Dataset items:
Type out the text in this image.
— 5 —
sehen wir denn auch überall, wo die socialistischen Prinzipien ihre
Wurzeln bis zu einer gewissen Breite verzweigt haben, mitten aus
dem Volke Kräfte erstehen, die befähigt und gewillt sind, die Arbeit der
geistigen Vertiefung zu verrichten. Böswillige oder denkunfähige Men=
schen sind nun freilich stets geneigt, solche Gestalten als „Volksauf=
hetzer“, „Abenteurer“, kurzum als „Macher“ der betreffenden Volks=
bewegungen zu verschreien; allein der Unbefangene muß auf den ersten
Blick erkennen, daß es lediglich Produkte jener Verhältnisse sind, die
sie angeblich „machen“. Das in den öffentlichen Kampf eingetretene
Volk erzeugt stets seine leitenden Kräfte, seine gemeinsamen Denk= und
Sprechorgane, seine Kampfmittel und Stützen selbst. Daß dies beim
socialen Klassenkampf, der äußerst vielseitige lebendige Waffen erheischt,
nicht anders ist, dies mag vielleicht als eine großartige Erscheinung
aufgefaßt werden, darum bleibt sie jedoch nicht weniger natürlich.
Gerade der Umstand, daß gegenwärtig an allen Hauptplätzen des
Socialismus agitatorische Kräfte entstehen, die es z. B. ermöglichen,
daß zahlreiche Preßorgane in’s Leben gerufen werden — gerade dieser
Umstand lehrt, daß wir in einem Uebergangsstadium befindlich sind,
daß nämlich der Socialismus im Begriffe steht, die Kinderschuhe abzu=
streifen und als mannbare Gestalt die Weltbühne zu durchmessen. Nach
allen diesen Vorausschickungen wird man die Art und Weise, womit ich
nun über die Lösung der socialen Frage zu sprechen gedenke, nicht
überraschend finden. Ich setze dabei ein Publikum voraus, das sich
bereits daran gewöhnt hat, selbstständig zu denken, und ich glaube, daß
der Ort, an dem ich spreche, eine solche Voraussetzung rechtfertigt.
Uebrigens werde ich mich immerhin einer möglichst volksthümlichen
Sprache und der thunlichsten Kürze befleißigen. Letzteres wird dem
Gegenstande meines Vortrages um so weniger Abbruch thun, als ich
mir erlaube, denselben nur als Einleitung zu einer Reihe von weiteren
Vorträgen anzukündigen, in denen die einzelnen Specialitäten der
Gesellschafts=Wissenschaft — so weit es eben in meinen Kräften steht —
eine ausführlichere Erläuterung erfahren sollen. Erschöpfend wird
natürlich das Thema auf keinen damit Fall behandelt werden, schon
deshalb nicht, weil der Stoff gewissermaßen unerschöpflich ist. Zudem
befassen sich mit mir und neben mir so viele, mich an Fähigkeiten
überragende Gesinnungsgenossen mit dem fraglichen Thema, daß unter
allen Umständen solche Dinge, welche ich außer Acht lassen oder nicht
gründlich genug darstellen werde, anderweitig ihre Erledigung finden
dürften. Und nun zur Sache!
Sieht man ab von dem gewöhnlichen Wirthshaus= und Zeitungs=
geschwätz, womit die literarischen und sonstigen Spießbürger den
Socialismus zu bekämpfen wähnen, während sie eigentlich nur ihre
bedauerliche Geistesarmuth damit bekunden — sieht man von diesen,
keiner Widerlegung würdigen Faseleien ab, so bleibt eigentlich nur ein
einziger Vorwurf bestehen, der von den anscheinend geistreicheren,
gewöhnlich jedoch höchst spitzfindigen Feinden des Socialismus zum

### TASK STATEMENT
Make an exact copy of the data above.

### THE SOLUTION
Type out the text in this image.
— 5 —
sehen wir denn auch überall, wo die socialistischen Prinzipien ihre
Wurzeln bis zu einer gewissen Breite verzweigt haben, mitten aus
dem Volke Kräfte erstehen, die befähigt und gewillt sind, die Arbeit der
geistigen Vertiefung zu verrichten. Böswillige oder denkunfähige Men=
schen sind nun freilich stets geneigt, solche Gestalten als „Volksauf=
hetzer“, „Abenteurer“, kurzum als „Macher“ der betreffenden Volks=
bewegungen zu verschreien; allein der Unbefangene muß auf den ersten
Blick erkennen, daß es lediglich Produkte jener Verhältnisse sind, die
sie angeblich „machen“. Das in den öffentlichen Kampf eingetretene
Volk erzeugt stets seine leitenden Kräfte, seine gemeinsamen Denk= und
Sprechorgane, seine Kampfmittel und Stützen selbst. Daß dies beim
socialen Klassenkampf, der äußerst vielseitige lebendige Waffen erheischt,
nicht anders ist, dies mag vielleicht als eine großartige Erscheinung
aufgefaßt werden, darum bleibt sie jedoch nicht weniger natürlich.
Gerade der Umstand, daß gegenwärtig an allen Hauptplätzen des
Socialismus agitatorische Kräfte entstehen, die es z. B. ermöglichen,
daß zahlreiche Preßorgane in’s Leben gerufen werden — gerade dieser
Umstand lehrt, daß wir in einem Uebergangsstadium befindlich sind,
daß nämlich der Socialismus im Begriffe steht, die Kinderschuhe abzu=
streifen und als mannbare Gestalt die Weltbühne zu durchmessen. Nach
allen diesen Vorausschickungen wird man die Art und Weise, womit ich
nun über die Lösung der socialen Frage zu sprechen gedenke, nicht
überraschend finden. Ich setze dabei ein Publikum voraus, das sich
bereits daran gewöhnt hat, selbstständig zu denken, und ich glaube, daß
der Ort, an dem ich spreche, eine solche Voraussetzung rechtfertigt.
Uebrigens werde ich mich immerhin einer möglichst volksthümlichen
Sprache und der thunlichsten Kürze befleißigen. Letzteres wird dem
Gegenstande meines Vortrages um so weniger Abbruch thun, als ich
mir erlaube, denselben nur als Einleitung zu einer Reihe von weiteren
Vorträgen anzukündigen, in denen die einzelnen Specialitäten der
Gesellschafts=Wissenschaft — so weit es eben in meinen Kräften steht —
eine ausführlichere Erläuterung erfahren sollen. Erschöpfend wird
natürlich das Thema auf keinen damit Fall behandelt werden, schon
deshalb nicht, weil der Stoff gewissermaßen unerschöpflich ist. Zudem
befassen sich mit mir und neben mir so viele, mich an Fähigkeiten
überragende Gesinnungsgenossen mit dem fraglichen Thema, daß unter
allen Umständen solche Dinge, welche ich außer Acht lassen oder nicht
gründlich genug darstellen werde, anderweitig ihre Erledigung finden
dürften. Und nun zur Sache!
Sieht man ab von dem gewöhnlichen Wirthshaus= und Zeitungs=
geschwätz, womit die literarischen und sonstigen Spießbürger den
Socialismus zu bekämpfen wähnen, während sie eigentlich nur ihre
bedauerliche Geistesarmuth damit bekunden — sieht man von diesen,
keiner Widerlegung würdigen Faseleien ab, so bleibt eigentlich nur ein
einziger Vorwurf bestehen, der von den anscheinend geistreicheren,
gewöhnlich jedoch höchst spitzfindigen Feinden des Socialismus zum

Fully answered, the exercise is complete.